PAGE EXTRACT
▬▬▬▬▬▬
# Electronics issues???



## ArtieT (Jan 28, 2014)

Let me start by saying I am an amateur when it comes to installing electronics. With that being said, I have an hds7 and 5 rigged on my console. Whenever I start the motor to move, the hds7 loses power. The hds5 blinks, but typically stays on. Any suggestions?


----------



## fishingmaniac (Apr 3, 2012)

Weak battery. Bad connections.


----------



## KPI (Jun 4, 2011)

Power draw takes everything to start boat maybe hold a multi meter where you are getting the power from ,and start the boat you will see the drop to the fish finder,you could hook the finder up to another battery not on the boat and see if it still does it hope this helps


----------



## capt j-rod (Feb 14, 2008)

Too many things on too small of a wire. I'm not a fan of wiring direct to the battery, but I would see where the dash is fed from. I always wire a "sub panel" with a main switch.


----------



## ArtieT (Jan 28, 2014)

capt j-rod said:


> Too many things on too small of a wire. I'm not a fan of wiring direct to the battery, but I would see where the dash is fed from. I always wire a "sub panel" with a main switch.


Where would I purchase a sub panel?


----------



## sherman51 (Apr 12, 2011)

wire directly to the battery with a inline fuse. I had problems like that many yrs ago when I run my finder off a fuse panel. I started wiring to the battery and haven't had a problem in many yrs.
sherman


----------



## ArtieT (Jan 28, 2014)

sherman51 said:


> wire directly to the battery with a inline fuse. I had problems like that many yrs ago when I run my finder off a fuse panel. I started wiring to the battery and haven't had a problem in many yrs.
> sherman


It only loses power. I just don't like having to turn it back on every time I start the boat. Will the inline fuse still solve the problem?


----------



## capt j-rod (Feb 14, 2008)

ArtieT said:


> Where would I purchase a sub panel?
▬▬▬▬▬▬
MATERIAL FOR THIS EXERCISE
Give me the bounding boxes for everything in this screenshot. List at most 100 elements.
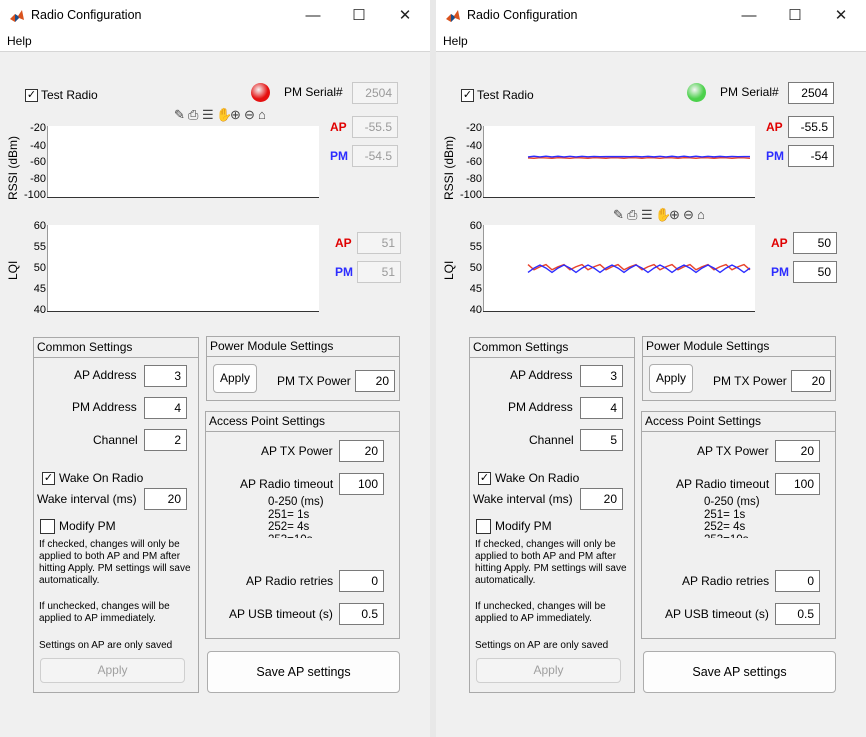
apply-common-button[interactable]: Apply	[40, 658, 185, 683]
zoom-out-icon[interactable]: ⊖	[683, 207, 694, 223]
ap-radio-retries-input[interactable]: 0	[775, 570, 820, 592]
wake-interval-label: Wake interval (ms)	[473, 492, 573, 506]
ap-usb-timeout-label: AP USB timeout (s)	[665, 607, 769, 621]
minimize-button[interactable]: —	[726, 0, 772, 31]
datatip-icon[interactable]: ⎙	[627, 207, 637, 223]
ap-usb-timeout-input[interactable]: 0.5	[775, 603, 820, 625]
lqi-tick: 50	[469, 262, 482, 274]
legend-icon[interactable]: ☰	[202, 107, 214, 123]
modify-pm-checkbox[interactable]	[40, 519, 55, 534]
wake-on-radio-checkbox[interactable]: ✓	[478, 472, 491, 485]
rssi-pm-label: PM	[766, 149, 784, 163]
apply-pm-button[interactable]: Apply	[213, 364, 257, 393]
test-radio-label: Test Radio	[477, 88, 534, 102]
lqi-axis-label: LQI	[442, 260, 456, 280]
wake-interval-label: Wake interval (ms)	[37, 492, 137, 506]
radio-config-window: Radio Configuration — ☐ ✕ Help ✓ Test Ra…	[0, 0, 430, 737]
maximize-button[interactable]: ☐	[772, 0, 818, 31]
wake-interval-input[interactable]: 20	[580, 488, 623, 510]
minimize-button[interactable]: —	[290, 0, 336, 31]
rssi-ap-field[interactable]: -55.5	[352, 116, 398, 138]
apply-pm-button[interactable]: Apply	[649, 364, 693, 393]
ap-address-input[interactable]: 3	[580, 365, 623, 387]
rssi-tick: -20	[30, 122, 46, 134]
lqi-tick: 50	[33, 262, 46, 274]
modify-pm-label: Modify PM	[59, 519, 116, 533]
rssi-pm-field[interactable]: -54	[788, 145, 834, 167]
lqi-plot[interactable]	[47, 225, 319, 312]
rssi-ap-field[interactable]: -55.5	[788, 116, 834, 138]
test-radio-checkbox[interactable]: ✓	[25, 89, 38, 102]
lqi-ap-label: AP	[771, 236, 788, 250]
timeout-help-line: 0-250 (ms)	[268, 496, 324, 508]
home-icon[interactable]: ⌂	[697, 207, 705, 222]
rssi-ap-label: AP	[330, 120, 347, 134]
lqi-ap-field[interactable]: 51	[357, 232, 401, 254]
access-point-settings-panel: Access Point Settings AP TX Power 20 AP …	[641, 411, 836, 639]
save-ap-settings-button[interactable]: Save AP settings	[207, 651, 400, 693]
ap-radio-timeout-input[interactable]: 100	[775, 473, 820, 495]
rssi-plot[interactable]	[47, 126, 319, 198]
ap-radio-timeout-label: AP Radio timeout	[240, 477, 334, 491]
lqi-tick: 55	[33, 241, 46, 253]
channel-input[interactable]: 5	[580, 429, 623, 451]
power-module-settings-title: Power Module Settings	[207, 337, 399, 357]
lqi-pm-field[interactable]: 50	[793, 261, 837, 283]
▬▬▬▬▬▬
REQUIRED ACTIONS
A - In the forum thread, which two causes does fishingmaniac give for the loss of power?
B - Edit the part of the entries that opens with the line containing "658, 185, 683]" and closes with the line containing "ap-usb-timeout-label: AP USB", replacing "ms" with "milliseconds", and return only those lines.
The forum thread and the entries are unrelated and should be treated as separate material.

TASK-BY-TASK ANSWERS
A - A weak battery and bad connections.

B -
apply-common-button[interactable]: Apply	[40, 658, 185, 683]
zoom-out-icon[interactable]: ⊖	[683, 207, 694, 223]
ap-radio-retries-input[interactable]: 0	[775, 570, 820, 592]
wake-interval-label: Wake interval (milliseconds)	[473, 492, 573, 506]
ap-usb-timeout-label: AP USB timeout (s)	[665, 607, 769, 621]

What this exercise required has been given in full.